> Page excerpt:
C. Comparison Fee Tables and Examples; Portfolio Turnover
Fee Table. The management fee, shareholder fees (fees paid directly from your investment) and annual fund operating expenses (expenses that are deducted from fund assets) of each Fund are described in the tables below. In most cases, the net annual fund operating expenses of each fully combined Acquiring Fund (after waivers) are expected to be the same or lower as the current net annual fund operating expenses (after waivers) for the Acquired Funds.
The following tables shows the comparative fees and expenses of each Acquired Fund and the respective Acquiring Fund for the 12-month period ended December 31, 2019. The tables also reflect the pro forma fees for the fully combined Acquiring Funds after giving effect to all Reorganizations as if the Reorganizations had occurred on December 31, 2019 (adjusted for current fees). Pro forma expense levels should not be considered an actual representation of future expenses or performance. Pro forma levels project anticipated expense levels but actual expenses may be greater or less than those shown. Because the Reorganizations are not dependent or contingent on each other, combinations of Acquired Funds different than those show below could occur.

> Given records:
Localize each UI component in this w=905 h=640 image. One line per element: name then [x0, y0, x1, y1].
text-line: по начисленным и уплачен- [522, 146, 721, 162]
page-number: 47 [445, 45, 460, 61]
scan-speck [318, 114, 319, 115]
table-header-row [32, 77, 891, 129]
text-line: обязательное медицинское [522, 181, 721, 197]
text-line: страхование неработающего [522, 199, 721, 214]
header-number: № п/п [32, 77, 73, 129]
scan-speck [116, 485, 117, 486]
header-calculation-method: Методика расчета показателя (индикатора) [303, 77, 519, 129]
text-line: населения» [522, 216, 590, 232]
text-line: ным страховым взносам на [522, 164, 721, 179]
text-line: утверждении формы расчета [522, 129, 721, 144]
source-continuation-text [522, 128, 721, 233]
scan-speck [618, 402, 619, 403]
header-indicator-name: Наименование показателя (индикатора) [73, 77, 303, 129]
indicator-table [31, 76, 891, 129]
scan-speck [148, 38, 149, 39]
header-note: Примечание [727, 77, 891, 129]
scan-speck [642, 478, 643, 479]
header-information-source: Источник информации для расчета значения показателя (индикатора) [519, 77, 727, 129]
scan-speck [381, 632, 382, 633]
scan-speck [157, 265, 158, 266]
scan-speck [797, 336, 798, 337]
---
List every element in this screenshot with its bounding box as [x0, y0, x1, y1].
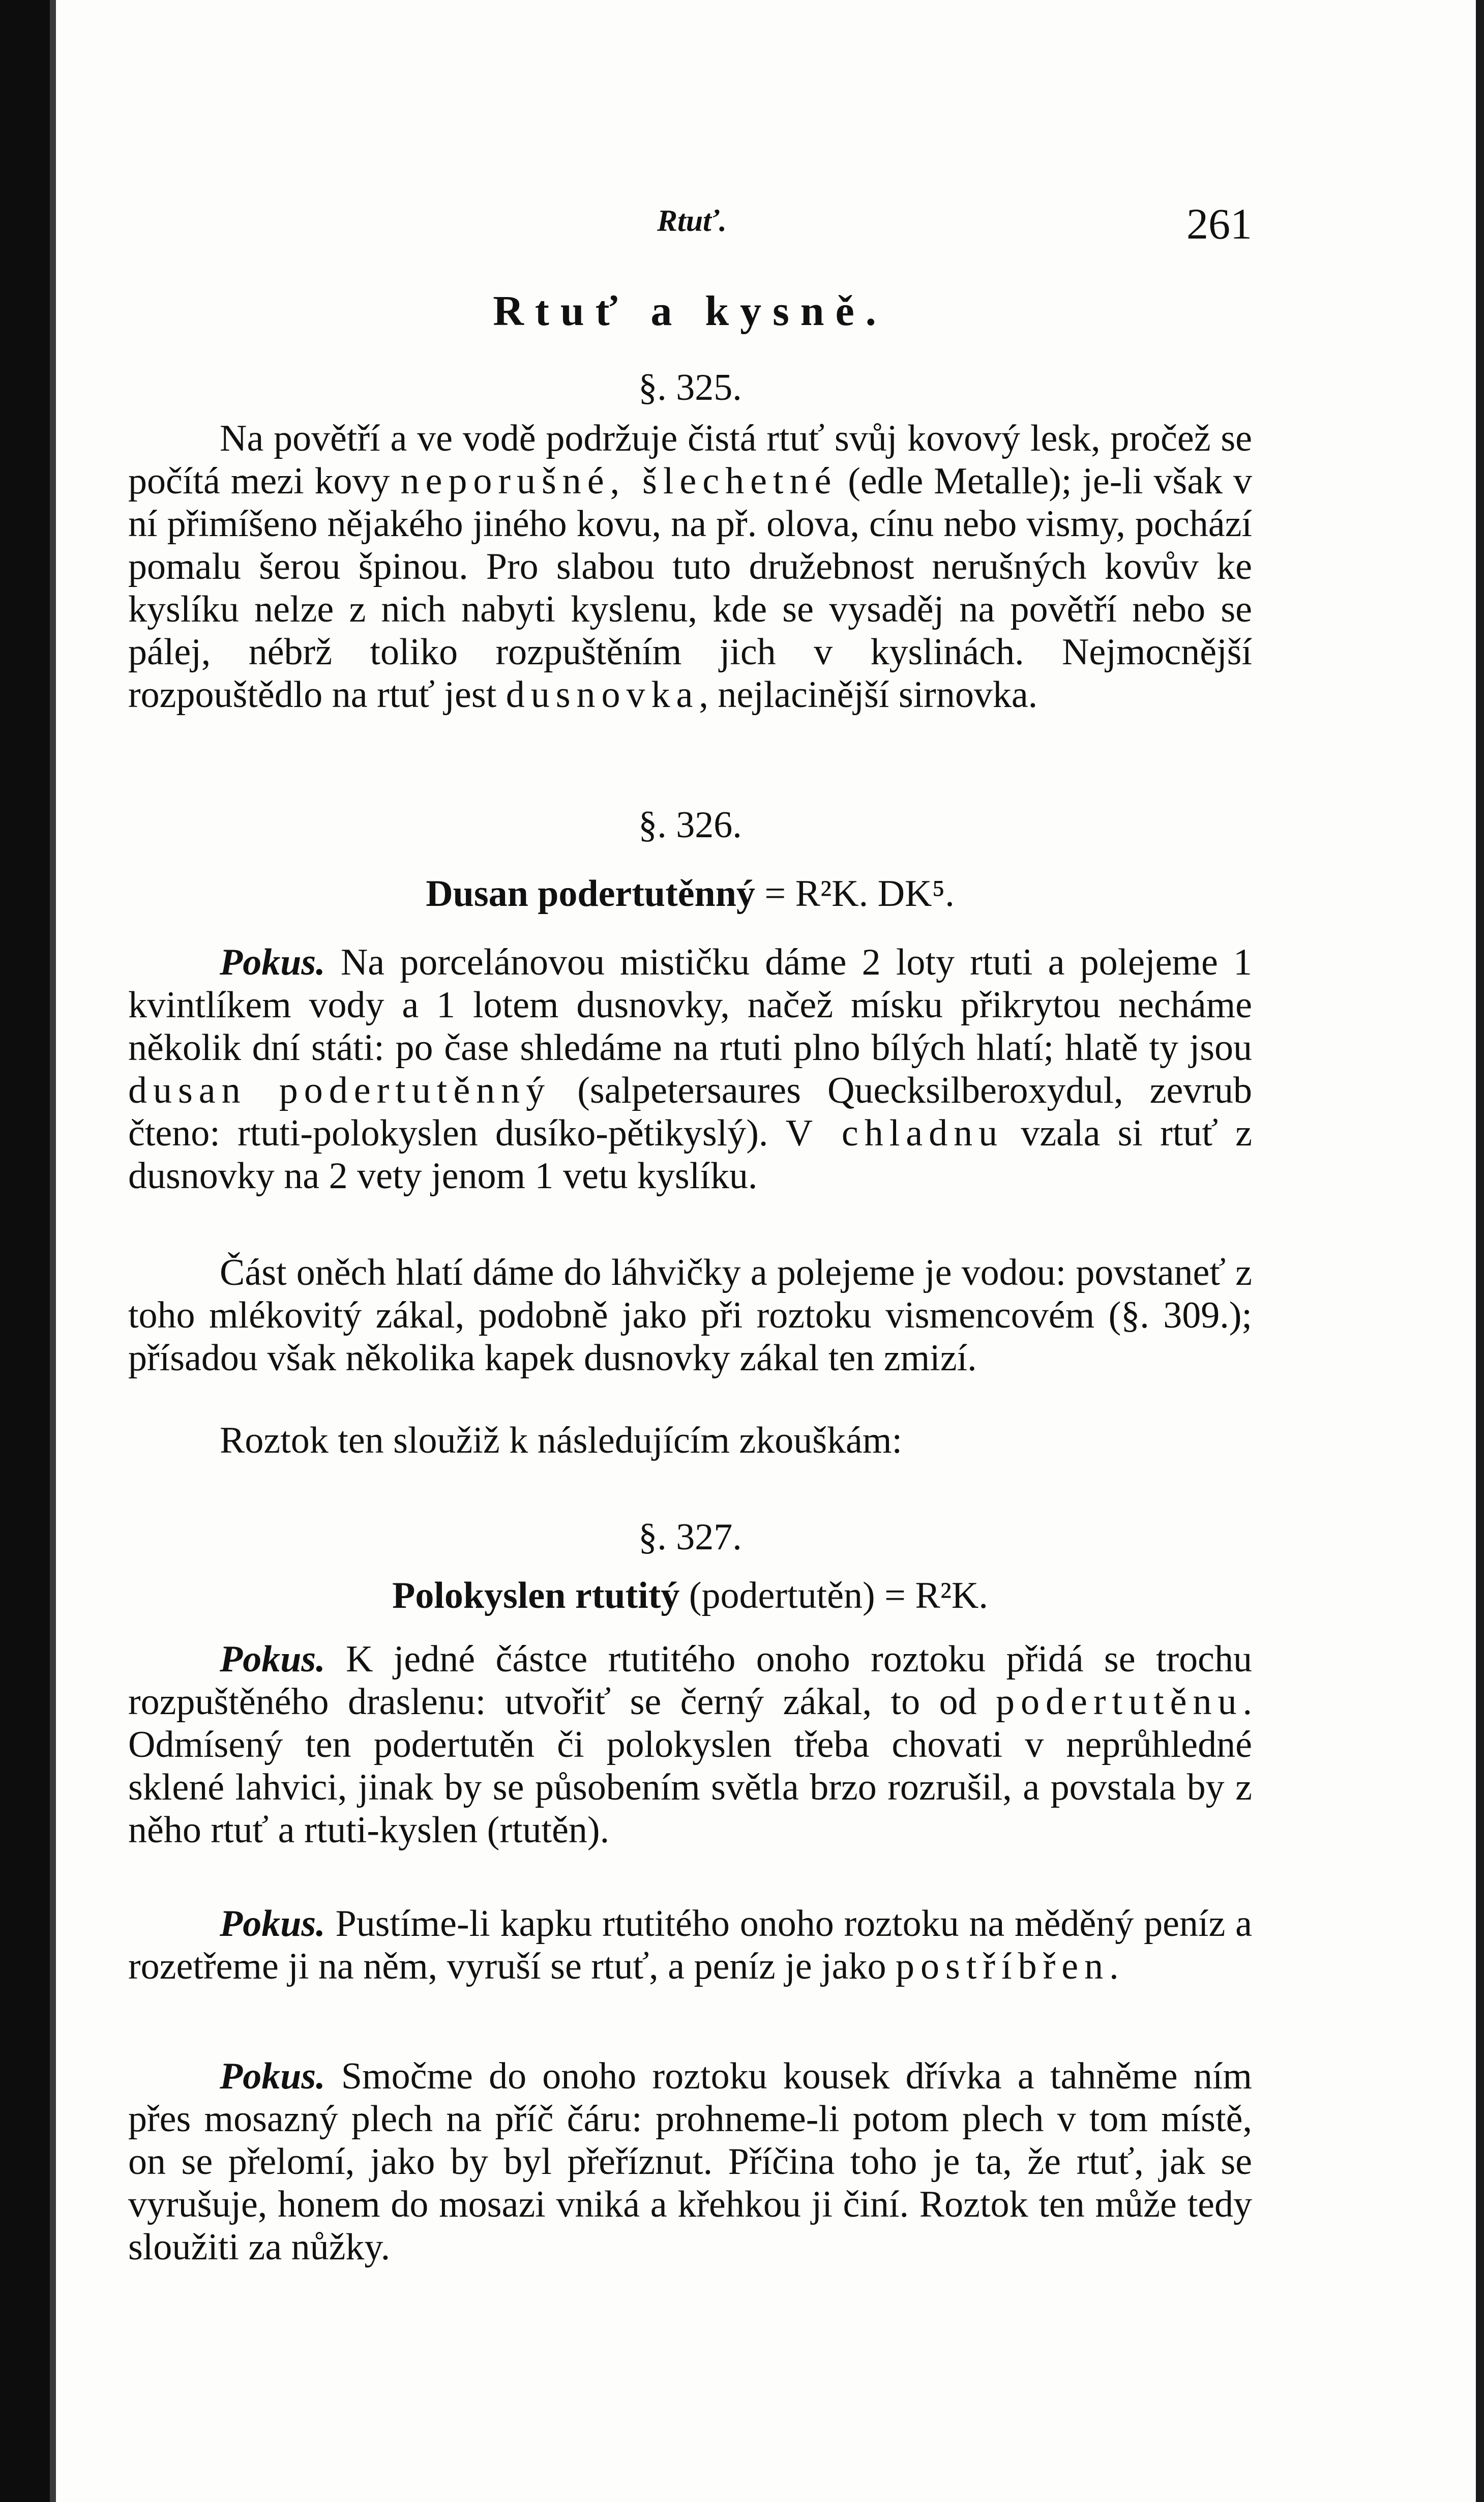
---
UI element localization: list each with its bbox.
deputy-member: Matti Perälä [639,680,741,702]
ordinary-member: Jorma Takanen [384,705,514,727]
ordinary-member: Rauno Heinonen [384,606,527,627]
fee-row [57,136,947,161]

> Aim of the exercise: In the fee table excerpt, what period do the comparative fees and expenses cover?

> Exercise answer: The 12-month period ended December 31, 2019.